Gather up every line that includes the string "color".

---

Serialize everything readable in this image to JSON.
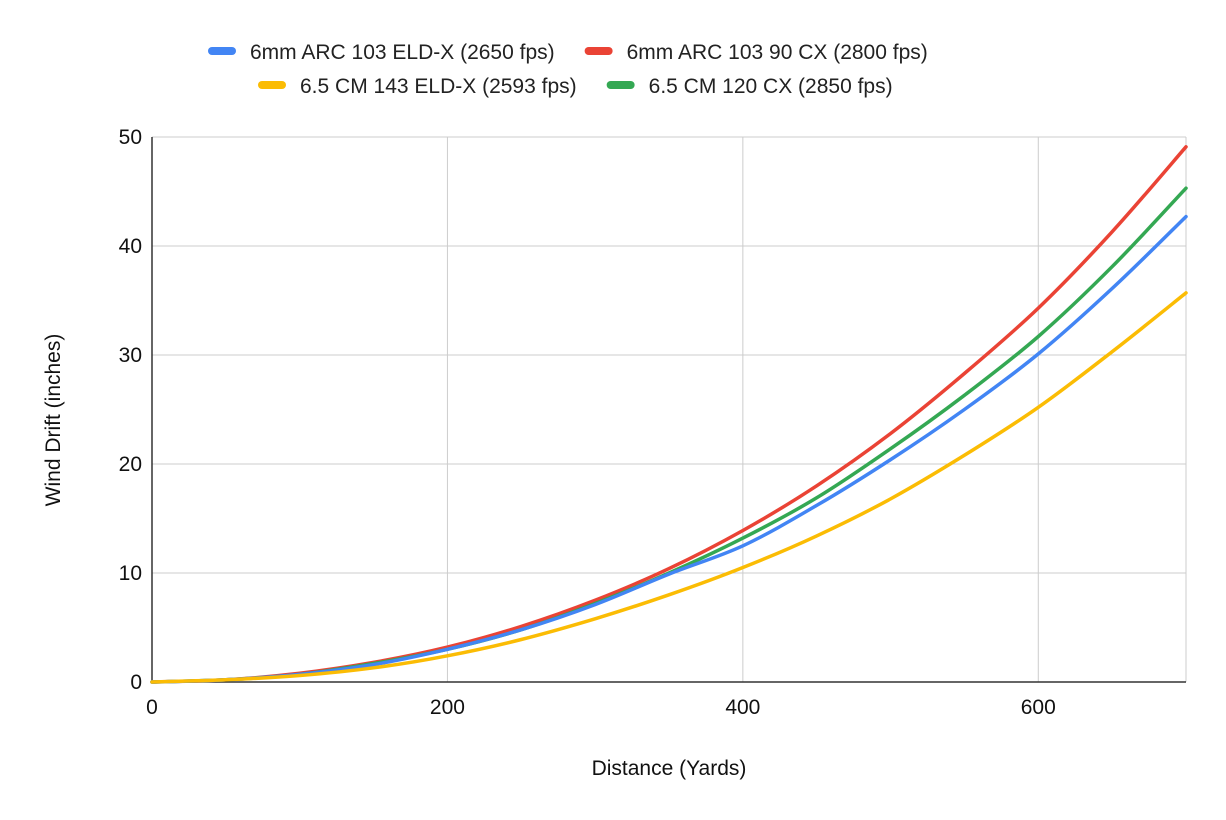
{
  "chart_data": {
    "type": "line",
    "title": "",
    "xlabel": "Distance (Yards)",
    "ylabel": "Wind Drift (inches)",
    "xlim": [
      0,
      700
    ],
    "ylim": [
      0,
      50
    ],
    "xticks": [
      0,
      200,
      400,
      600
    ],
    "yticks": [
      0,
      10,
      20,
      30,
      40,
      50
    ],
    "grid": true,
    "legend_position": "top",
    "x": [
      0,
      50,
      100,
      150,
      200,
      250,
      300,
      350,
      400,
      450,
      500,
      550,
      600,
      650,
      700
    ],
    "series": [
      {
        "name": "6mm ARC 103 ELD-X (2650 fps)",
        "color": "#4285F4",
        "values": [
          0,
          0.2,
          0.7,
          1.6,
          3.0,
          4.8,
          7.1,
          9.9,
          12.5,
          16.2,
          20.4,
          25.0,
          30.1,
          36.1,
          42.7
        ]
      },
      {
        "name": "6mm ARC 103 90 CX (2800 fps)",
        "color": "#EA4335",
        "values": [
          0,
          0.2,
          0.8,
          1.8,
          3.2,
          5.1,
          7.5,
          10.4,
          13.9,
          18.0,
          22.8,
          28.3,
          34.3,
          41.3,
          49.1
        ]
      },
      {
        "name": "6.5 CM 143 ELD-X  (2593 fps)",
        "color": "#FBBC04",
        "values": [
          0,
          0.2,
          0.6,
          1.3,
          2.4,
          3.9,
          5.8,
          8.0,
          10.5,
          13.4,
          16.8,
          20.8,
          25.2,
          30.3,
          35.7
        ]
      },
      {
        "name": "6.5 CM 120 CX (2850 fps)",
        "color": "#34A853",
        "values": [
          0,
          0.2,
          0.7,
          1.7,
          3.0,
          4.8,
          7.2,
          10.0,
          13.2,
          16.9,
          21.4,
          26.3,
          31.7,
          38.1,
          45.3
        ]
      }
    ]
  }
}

---

## RESPONSE TO THE TASK:
        "color": "#4285F4",
        "color": "#EA4335",
        "color": "#FBBC04",
        "color": "#34A853",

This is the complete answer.